##### LISTAGEM DA TAREFA #####

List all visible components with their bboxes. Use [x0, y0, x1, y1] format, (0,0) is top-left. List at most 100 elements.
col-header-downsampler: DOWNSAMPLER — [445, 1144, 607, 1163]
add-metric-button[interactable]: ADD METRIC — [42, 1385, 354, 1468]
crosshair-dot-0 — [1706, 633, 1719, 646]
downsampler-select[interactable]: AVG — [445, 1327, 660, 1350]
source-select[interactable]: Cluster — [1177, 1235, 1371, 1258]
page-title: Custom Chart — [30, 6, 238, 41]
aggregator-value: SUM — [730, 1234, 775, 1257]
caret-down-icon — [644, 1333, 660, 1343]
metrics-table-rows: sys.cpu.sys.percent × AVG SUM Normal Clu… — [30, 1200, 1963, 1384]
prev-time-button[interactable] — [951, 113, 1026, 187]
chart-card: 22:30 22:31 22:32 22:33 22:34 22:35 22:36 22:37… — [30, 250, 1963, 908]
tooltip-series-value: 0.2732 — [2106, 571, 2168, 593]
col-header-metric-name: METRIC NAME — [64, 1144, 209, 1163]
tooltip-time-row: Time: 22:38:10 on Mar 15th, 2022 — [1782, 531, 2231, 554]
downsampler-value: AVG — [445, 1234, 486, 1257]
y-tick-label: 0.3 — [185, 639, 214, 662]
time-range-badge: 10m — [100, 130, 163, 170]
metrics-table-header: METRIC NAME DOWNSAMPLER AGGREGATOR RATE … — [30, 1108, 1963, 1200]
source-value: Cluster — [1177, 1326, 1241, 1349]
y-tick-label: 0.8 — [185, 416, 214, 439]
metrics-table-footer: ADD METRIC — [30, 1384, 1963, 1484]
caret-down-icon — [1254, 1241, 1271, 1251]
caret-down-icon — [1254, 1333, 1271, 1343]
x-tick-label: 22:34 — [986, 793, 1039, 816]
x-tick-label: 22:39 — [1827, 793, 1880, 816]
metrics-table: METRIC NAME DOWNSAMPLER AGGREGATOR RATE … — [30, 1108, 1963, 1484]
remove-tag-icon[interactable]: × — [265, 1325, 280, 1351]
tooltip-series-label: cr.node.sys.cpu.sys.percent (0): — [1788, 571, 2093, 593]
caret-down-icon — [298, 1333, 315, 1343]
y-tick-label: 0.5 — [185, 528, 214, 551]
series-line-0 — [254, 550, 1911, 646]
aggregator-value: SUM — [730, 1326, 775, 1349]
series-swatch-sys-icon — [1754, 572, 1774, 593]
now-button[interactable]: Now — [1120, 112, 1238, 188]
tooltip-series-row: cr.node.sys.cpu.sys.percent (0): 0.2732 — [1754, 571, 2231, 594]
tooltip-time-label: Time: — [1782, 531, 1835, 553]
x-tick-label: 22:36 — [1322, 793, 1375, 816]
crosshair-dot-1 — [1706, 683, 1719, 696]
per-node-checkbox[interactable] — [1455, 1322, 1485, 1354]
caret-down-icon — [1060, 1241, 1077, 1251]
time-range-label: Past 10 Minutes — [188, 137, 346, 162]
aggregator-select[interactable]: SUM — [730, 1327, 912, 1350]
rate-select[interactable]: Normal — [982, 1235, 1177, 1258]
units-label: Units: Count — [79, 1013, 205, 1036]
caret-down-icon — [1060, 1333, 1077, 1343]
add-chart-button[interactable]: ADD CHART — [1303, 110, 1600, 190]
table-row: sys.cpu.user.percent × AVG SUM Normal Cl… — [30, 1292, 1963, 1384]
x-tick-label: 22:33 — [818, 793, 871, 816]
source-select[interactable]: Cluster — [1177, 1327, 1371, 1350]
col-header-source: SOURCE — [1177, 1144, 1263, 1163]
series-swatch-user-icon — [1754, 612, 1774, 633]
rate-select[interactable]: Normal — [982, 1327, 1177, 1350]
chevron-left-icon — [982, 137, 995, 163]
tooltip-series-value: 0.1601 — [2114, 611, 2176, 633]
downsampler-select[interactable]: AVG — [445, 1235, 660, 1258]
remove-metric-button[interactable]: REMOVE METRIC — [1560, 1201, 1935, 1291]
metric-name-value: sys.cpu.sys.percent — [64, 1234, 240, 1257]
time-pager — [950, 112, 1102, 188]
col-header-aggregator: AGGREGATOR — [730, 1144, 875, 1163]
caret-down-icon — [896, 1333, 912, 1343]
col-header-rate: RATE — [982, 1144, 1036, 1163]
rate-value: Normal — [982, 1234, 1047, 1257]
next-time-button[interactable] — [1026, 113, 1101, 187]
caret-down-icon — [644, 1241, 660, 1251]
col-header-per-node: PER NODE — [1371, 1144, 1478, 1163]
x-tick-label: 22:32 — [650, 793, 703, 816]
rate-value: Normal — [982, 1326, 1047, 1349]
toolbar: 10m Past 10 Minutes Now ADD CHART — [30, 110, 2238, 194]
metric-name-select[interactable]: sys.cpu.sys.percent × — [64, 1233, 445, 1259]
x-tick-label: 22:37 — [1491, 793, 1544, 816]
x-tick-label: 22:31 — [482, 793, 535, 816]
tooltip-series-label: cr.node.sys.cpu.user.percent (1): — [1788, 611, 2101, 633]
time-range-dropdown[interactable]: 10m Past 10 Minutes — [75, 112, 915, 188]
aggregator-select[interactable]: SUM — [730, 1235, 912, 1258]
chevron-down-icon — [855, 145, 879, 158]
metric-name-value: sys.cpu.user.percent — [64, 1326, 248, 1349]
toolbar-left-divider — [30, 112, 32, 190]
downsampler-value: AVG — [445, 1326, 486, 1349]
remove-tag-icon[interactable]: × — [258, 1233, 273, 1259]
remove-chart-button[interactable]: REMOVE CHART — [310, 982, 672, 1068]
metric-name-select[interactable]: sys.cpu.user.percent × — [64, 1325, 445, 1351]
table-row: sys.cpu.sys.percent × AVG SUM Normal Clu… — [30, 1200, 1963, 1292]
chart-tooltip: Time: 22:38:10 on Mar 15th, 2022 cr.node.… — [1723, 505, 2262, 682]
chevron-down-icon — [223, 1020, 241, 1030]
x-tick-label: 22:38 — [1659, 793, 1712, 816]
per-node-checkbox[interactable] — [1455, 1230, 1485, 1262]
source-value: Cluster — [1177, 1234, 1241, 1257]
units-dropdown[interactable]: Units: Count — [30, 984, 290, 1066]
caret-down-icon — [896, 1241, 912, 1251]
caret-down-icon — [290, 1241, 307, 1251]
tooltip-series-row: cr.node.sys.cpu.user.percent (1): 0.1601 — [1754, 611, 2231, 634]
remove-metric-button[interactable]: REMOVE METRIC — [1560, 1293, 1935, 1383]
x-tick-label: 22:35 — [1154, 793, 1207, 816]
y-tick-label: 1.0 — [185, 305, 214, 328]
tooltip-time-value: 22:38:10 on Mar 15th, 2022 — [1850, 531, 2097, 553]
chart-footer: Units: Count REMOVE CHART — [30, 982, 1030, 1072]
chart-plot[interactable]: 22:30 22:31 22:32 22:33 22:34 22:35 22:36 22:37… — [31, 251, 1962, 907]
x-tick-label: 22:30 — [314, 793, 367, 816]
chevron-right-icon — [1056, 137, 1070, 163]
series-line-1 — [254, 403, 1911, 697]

#####

PROBLEMA PROPOSTO:
Edite a listagem acima trocando "caret-down-icon" por "arrow-down-icon" em todas as ocorrências. O restante deve permanecer inalterado.

RESULTADO DA TAREFA:
List all visible components with their bboxes. Use [x0, y0, x1, y1] format, (0,0) is top-left. List at most 100 elements.
col-header-downsampler: DOWNSAMPLER — [445, 1144, 607, 1163]
add-metric-button[interactable]: ADD METRIC — [42, 1385, 354, 1468]
crosshair-dot-0 — [1706, 633, 1719, 646]
downsampler-select[interactable]: AVG — [445, 1327, 660, 1350]
source-select[interactable]: Cluster — [1177, 1235, 1371, 1258]
page-title: Custom Chart — [30, 6, 238, 41]
aggregator-value: SUM — [730, 1234, 775, 1257]
arrow-down-icon — [644, 1333, 660, 1343]
metrics-table-rows: sys.cpu.sys.percent × AVG SUM Normal Clu… — [30, 1200, 1963, 1384]
prev-time-button[interactable] — [951, 113, 1026, 187]
chart-card: 22:30 22:31 22:32 22:33 22:34 22:35 22:36 22:37… — [30, 250, 1963, 908]
tooltip-series-value: 0.2732 — [2106, 571, 2168, 593]
col-header-metric-name: METRIC NAME — [64, 1144, 209, 1163]
tooltip-time-row: Time: 22:38:10 on Mar 15th, 2022 — [1782, 531, 2231, 554]
downsampler-value: AVG — [445, 1234, 486, 1257]
y-tick-label: 0.3 — [185, 639, 214, 662]
time-range-badge: 10m — [100, 130, 163, 170]
metrics-table-header: METRIC NAME DOWNSAMPLER AGGREGATOR RATE … — [30, 1108, 1963, 1200]
source-value: Cluster — [1177, 1326, 1241, 1349]
y-tick-label: 0.8 — [185, 416, 214, 439]
metrics-table-footer: ADD METRIC — [30, 1384, 1963, 1484]
arrow-down-icon — [1254, 1241, 1271, 1251]
arrow-down-icon — [1254, 1333, 1271, 1343]
x-tick-label: 22:34 — [986, 793, 1039, 816]
x-tick-label: 22:39 — [1827, 793, 1880, 816]
metrics-table: METRIC NAME DOWNSAMPLER AGGREGATOR RATE … — [30, 1108, 1963, 1484]
remove-tag-icon[interactable]: × — [265, 1325, 280, 1351]
tooltip-series-label: cr.node.sys.cpu.sys.percent (0): — [1788, 571, 2093, 593]
arrow-down-icon — [298, 1333, 315, 1343]
y-tick-label: 0.5 — [185, 528, 214, 551]
series-line-0 — [254, 550, 1911, 646]
aggregator-value: SUM — [730, 1326, 775, 1349]
series-swatch-sys-icon — [1754, 572, 1774, 593]
now-button[interactable]: Now — [1120, 112, 1238, 188]
tooltip-series-row: cr.node.sys.cpu.sys.percent (0): 0.2732 — [1754, 571, 2231, 594]
tooltip-time-label: Time: — [1782, 531, 1835, 553]
x-tick-label: 22:36 — [1322, 793, 1375, 816]
crosshair-dot-1 — [1706, 683, 1719, 696]
per-node-checkbox[interactable] — [1455, 1322, 1485, 1354]
arrow-down-icon — [1060, 1241, 1077, 1251]
time-range-label: Past 10 Minutes — [188, 137, 346, 162]
aggregator-select[interactable]: SUM — [730, 1327, 912, 1350]
rate-select[interactable]: Normal — [982, 1235, 1177, 1258]
units-label: Units: Count — [79, 1013, 205, 1036]
arrow-down-icon — [1060, 1333, 1077, 1343]
add-chart-button[interactable]: ADD CHART — [1303, 110, 1600, 190]
table-row: sys.cpu.user.percent × AVG SUM Normal Cl… — [30, 1292, 1963, 1384]
x-tick-label: 22:33 — [818, 793, 871, 816]
source-select[interactable]: Cluster — [1177, 1327, 1371, 1350]
col-header-source: SOURCE — [1177, 1144, 1263, 1163]
series-swatch-user-icon — [1754, 612, 1774, 633]
rate-select[interactable]: Normal — [982, 1327, 1177, 1350]
chevron-left-icon — [982, 137, 995, 163]
tooltip-series-value: 0.1601 — [2114, 611, 2176, 633]
downsampler-select[interactable]: AVG — [445, 1235, 660, 1258]
remove-metric-button[interactable]: REMOVE METRIC — [1560, 1201, 1935, 1291]
metric-name-value: sys.cpu.sys.percent — [64, 1234, 240, 1257]
time-pager — [950, 112, 1102, 188]
col-header-aggregator: AGGREGATOR — [730, 1144, 875, 1163]
arrow-down-icon — [896, 1333, 912, 1343]
col-header-rate: RATE — [982, 1144, 1036, 1163]
rate-value: Normal — [982, 1234, 1047, 1257]
next-time-button[interactable] — [1026, 113, 1101, 187]
arrow-down-icon — [644, 1241, 660, 1251]
col-header-per-node: PER NODE — [1371, 1144, 1478, 1163]
x-tick-label: 22:32 — [650, 793, 703, 816]
rate-value: Normal — [982, 1326, 1047, 1349]
toolbar: 10m Past 10 Minutes Now ADD CHART — [30, 110, 2238, 194]
metric-name-select[interactable]: sys.cpu.sys.percent × — [64, 1233, 445, 1259]
x-tick-label: 22:37 — [1491, 793, 1544, 816]
x-tick-label: 22:31 — [482, 793, 535, 816]
tooltip-series-label: cr.node.sys.cpu.user.percent (1): — [1788, 611, 2101, 633]
time-range-dropdown[interactable]: 10m Past 10 Minutes — [75, 112, 915, 188]
aggregator-select[interactable]: SUM — [730, 1235, 912, 1258]
chevron-down-icon — [855, 145, 879, 158]
metric-name-value: sys.cpu.user.percent — [64, 1326, 248, 1349]
toolbar-left-divider — [30, 112, 32, 190]
downsampler-value: AVG — [445, 1326, 486, 1349]
remove-tag-icon[interactable]: × — [258, 1233, 273, 1259]
remove-chart-button[interactable]: REMOVE CHART — [310, 982, 672, 1068]
metric-name-select[interactable]: sys.cpu.user.percent × — [64, 1325, 445, 1351]
table-row: sys.cpu.sys.percent × AVG SUM Normal Clu… — [30, 1200, 1963, 1292]
chart-tooltip: Time: 22:38:10 on Mar 15th, 2022 cr.node.… — [1723, 505, 2262, 682]
chevron-down-icon — [223, 1020, 241, 1030]
x-tick-label: 22:38 — [1659, 793, 1712, 816]
per-node-checkbox[interactable] — [1455, 1230, 1485, 1262]
source-value: Cluster — [1177, 1234, 1241, 1257]
units-dropdown[interactable]: Units: Count — [30, 984, 290, 1066]
arrow-down-icon — [896, 1241, 912, 1251]
arrow-down-icon — [290, 1241, 307, 1251]
tooltip-series-row: cr.node.sys.cpu.user.percent (1): 0.1601 — [1754, 611, 2231, 634]
remove-metric-button[interactable]: REMOVE METRIC — [1560, 1293, 1935, 1383]
x-tick-label: 22:35 — [1154, 793, 1207, 816]
y-tick-label: 1.0 — [185, 305, 214, 328]
tooltip-time-value: 22:38:10 on Mar 15th, 2022 — [1850, 531, 2097, 553]
chart-footer: Units: Count REMOVE CHART — [30, 982, 1030, 1072]
chart-plot[interactable]: 22:30 22:31 22:32 22:33 22:34 22:35 22:36 22:37… — [31, 251, 1962, 907]
x-tick-label: 22:30 — [314, 793, 367, 816]
chevron-right-icon — [1056, 137, 1070, 163]
series-line-1 — [254, 403, 1911, 697]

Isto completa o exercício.